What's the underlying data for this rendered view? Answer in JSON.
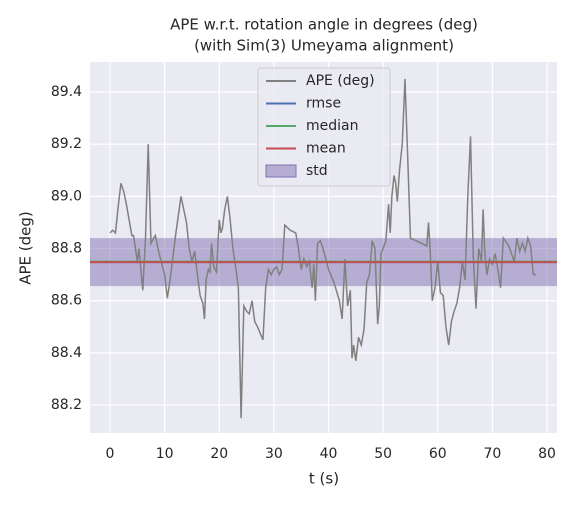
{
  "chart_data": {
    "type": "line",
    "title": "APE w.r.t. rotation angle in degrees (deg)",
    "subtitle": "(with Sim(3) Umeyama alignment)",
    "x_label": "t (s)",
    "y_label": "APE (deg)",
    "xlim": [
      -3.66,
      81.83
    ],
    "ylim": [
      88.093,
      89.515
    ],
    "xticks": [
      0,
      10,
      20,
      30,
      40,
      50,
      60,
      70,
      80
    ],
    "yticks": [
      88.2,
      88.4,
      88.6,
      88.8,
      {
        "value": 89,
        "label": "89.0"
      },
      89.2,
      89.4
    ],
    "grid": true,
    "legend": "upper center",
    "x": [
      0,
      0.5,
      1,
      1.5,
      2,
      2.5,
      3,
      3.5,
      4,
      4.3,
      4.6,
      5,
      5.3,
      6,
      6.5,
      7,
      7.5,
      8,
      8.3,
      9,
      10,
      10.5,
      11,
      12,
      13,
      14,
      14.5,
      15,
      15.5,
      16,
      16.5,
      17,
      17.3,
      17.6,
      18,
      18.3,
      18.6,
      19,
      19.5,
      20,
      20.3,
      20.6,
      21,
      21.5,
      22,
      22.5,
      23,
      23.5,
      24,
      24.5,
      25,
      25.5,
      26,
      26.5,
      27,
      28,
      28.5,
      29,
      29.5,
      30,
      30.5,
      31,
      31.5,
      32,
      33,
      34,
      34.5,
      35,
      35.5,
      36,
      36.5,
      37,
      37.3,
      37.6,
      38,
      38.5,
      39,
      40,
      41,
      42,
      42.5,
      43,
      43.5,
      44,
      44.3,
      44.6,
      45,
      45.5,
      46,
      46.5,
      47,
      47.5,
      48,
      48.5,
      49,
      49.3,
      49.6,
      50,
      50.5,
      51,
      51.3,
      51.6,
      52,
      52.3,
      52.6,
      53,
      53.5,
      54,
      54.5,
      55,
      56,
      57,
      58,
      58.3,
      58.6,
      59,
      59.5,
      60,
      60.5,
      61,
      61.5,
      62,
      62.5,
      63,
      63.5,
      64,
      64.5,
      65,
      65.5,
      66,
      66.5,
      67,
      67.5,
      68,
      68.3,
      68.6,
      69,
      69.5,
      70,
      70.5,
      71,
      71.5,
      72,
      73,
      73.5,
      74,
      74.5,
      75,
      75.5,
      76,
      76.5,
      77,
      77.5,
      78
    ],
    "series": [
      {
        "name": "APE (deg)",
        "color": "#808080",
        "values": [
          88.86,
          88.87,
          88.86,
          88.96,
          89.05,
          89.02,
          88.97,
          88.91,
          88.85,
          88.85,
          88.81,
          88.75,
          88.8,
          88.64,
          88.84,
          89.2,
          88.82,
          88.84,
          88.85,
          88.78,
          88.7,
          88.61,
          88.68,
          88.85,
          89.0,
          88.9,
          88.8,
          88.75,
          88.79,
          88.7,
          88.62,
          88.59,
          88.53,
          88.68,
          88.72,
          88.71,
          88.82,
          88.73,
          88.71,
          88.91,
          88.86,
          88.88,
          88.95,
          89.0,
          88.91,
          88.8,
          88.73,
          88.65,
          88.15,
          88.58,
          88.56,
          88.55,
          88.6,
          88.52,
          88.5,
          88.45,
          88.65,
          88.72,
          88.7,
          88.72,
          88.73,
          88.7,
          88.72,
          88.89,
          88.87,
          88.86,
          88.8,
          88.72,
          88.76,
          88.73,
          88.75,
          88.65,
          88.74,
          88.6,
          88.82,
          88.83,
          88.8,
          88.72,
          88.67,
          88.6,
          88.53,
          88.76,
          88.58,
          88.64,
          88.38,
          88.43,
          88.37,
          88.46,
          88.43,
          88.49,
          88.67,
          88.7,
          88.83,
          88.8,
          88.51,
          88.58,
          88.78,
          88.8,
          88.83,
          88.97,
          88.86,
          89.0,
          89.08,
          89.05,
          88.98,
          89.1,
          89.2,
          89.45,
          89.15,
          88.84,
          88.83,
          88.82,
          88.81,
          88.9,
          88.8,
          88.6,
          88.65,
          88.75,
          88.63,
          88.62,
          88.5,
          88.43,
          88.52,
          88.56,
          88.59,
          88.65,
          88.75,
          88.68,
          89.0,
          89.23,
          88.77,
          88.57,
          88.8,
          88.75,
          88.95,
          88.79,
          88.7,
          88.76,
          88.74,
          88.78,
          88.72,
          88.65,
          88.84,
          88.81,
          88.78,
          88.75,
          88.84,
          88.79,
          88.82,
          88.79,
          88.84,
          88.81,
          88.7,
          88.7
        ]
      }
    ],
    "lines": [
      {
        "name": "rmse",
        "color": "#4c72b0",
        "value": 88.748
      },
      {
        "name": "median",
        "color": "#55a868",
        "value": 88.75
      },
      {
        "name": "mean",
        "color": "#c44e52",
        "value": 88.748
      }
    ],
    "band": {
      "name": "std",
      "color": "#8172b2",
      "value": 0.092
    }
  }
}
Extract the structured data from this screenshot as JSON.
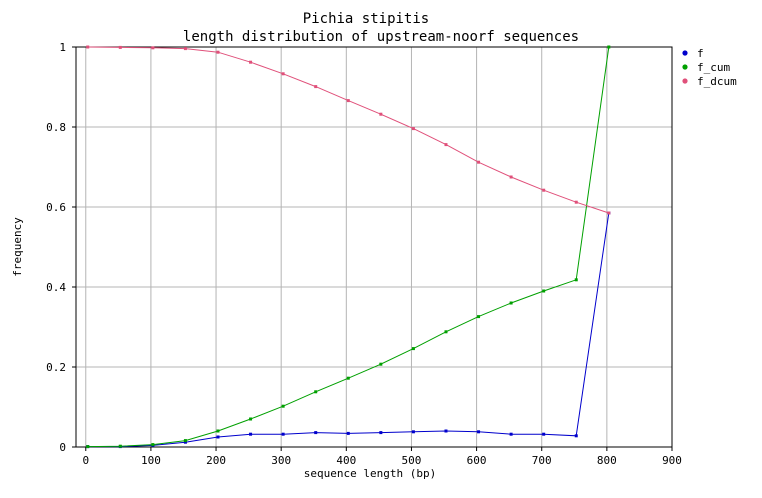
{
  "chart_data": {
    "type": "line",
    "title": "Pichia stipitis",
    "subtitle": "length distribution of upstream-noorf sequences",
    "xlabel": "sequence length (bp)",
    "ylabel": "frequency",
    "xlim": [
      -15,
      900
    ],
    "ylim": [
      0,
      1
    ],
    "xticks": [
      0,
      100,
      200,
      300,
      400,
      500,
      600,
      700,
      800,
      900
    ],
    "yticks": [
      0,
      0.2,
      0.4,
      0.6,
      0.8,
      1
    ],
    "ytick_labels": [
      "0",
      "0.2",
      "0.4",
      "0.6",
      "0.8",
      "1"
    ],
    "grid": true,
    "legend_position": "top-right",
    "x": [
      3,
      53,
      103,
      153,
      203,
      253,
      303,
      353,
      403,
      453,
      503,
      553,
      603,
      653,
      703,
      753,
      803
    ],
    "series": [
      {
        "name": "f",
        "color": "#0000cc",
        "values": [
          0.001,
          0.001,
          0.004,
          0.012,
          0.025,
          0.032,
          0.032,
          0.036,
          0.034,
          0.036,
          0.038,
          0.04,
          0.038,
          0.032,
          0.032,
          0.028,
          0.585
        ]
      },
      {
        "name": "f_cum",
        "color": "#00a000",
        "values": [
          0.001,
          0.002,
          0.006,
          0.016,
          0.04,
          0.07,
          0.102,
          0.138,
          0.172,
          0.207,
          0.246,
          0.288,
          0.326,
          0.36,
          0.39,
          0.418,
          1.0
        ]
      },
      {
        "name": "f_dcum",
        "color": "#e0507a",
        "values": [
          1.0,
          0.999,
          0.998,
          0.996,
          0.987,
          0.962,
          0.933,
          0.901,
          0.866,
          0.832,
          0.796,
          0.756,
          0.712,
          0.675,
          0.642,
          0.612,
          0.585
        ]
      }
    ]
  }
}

+ + +

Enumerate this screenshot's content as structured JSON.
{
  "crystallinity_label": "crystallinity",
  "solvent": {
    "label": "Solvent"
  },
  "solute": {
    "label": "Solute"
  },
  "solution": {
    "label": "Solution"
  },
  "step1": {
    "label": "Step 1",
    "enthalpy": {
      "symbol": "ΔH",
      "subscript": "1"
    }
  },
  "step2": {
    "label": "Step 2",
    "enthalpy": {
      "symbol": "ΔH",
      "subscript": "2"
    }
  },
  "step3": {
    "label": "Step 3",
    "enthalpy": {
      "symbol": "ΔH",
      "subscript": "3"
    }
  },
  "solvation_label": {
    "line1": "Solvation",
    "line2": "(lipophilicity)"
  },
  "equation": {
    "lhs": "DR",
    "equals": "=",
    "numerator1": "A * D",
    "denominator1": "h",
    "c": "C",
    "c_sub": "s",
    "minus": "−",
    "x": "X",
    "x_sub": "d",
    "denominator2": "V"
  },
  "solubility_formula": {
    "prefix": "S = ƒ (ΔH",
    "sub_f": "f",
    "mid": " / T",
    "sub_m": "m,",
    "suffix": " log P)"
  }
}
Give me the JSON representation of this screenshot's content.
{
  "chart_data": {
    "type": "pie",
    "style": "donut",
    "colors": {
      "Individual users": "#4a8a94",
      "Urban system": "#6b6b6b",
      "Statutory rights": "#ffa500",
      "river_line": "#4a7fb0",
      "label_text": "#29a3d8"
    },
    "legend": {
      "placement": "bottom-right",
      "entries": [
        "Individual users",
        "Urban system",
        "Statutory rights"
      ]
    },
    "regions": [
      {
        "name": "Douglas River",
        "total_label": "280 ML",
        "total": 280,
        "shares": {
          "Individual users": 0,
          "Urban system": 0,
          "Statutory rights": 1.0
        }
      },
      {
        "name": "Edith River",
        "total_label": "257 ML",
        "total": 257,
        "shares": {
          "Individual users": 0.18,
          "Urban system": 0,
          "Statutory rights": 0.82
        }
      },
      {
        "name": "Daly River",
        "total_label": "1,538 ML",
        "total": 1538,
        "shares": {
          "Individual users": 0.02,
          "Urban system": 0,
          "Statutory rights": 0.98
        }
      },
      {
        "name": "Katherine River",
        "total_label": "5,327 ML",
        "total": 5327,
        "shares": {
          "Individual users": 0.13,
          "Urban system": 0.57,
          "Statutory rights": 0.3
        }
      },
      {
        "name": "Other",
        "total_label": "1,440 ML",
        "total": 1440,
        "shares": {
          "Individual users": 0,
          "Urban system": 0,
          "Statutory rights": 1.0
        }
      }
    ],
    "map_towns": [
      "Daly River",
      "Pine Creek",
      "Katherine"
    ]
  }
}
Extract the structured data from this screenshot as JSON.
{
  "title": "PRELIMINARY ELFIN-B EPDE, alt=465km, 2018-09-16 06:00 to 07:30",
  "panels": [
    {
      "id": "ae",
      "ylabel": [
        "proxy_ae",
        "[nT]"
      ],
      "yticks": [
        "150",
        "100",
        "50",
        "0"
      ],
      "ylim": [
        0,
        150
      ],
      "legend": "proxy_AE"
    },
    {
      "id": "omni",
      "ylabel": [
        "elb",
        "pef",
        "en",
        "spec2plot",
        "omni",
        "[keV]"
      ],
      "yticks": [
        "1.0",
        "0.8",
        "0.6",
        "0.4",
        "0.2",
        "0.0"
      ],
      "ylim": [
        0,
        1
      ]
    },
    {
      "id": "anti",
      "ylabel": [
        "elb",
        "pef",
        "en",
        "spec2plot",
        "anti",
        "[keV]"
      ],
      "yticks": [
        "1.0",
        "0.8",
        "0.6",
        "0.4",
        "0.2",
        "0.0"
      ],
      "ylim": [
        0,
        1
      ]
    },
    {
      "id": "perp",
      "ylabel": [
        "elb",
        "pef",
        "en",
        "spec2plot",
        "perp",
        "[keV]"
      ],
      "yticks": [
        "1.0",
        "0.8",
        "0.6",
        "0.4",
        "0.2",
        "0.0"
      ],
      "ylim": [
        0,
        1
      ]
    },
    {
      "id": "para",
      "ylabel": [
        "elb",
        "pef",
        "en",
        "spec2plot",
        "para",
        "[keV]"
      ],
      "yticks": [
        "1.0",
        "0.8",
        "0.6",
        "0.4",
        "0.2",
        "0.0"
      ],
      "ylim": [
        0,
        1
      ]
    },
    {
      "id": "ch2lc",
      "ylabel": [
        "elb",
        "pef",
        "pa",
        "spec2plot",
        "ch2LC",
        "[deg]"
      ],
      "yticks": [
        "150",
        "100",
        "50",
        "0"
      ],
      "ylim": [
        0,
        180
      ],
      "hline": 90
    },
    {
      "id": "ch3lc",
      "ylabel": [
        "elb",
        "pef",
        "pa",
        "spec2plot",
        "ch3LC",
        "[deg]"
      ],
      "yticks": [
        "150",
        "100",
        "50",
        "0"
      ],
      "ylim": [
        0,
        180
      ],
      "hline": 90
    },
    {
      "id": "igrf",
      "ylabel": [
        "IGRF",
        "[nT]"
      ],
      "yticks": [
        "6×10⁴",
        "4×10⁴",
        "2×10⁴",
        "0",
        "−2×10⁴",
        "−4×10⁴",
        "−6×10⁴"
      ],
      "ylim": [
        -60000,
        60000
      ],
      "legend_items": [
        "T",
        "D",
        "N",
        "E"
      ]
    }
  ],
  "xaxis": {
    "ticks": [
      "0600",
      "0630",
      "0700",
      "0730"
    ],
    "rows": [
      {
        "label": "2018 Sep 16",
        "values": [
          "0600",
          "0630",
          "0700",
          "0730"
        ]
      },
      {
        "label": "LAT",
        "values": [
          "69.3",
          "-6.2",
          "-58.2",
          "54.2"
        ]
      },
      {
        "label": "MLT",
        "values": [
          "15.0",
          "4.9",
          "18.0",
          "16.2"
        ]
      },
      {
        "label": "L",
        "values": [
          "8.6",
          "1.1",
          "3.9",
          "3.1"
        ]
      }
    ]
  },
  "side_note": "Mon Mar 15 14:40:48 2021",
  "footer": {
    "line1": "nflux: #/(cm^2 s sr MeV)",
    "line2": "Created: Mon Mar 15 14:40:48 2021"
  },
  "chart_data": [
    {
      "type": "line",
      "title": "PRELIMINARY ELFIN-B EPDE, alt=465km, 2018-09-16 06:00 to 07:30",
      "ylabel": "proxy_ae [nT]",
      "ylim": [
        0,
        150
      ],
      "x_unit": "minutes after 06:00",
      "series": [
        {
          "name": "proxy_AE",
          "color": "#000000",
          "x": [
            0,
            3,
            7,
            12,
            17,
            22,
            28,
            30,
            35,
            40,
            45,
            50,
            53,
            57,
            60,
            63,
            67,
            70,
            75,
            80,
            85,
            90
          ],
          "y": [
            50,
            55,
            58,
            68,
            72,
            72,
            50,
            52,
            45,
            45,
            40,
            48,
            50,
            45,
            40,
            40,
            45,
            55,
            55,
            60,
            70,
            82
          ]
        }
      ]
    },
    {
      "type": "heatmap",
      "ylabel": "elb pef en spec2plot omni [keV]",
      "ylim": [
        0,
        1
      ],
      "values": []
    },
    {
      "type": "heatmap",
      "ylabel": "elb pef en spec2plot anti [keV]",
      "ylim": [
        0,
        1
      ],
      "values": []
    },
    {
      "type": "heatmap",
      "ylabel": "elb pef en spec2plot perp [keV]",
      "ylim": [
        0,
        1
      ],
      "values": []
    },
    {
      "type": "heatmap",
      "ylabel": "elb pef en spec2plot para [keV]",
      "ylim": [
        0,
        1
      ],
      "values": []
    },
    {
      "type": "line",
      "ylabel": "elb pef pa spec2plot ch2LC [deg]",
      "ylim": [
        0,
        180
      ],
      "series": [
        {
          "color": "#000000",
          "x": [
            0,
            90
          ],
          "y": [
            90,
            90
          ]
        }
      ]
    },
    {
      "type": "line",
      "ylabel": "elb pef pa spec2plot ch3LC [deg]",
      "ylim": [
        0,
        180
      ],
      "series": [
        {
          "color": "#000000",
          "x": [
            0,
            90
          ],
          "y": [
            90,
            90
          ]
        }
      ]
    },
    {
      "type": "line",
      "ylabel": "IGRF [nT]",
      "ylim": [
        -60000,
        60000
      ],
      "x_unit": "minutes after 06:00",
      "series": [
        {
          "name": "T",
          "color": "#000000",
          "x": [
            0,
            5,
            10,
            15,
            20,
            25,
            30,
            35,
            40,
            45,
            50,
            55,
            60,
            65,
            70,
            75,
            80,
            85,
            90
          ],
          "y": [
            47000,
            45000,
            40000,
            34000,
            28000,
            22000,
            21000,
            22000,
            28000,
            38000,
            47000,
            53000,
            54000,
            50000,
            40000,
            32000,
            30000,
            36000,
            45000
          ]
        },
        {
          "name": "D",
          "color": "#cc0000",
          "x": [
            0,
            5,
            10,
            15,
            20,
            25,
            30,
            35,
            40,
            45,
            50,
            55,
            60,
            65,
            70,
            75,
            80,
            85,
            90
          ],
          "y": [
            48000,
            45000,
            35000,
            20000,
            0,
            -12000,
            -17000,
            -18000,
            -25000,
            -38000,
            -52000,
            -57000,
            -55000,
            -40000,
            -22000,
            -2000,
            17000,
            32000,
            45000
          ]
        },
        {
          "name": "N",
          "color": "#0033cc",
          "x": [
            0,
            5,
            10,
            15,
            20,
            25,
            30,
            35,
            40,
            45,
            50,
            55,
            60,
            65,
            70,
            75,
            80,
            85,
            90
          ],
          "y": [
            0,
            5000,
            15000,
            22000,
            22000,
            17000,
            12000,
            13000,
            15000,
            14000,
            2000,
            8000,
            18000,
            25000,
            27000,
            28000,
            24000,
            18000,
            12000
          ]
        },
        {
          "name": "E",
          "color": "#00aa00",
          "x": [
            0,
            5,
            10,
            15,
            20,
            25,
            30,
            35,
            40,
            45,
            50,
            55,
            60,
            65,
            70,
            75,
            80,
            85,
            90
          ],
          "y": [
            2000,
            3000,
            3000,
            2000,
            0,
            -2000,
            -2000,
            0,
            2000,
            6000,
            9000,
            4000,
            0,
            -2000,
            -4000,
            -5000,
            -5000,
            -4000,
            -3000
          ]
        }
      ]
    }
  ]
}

+ + +

Pick out the lines that include the word "length" and write them out.

    "subtitle": "length distribution of upstream-noorf sequences",
    "xlabel": "sequence length (bp)",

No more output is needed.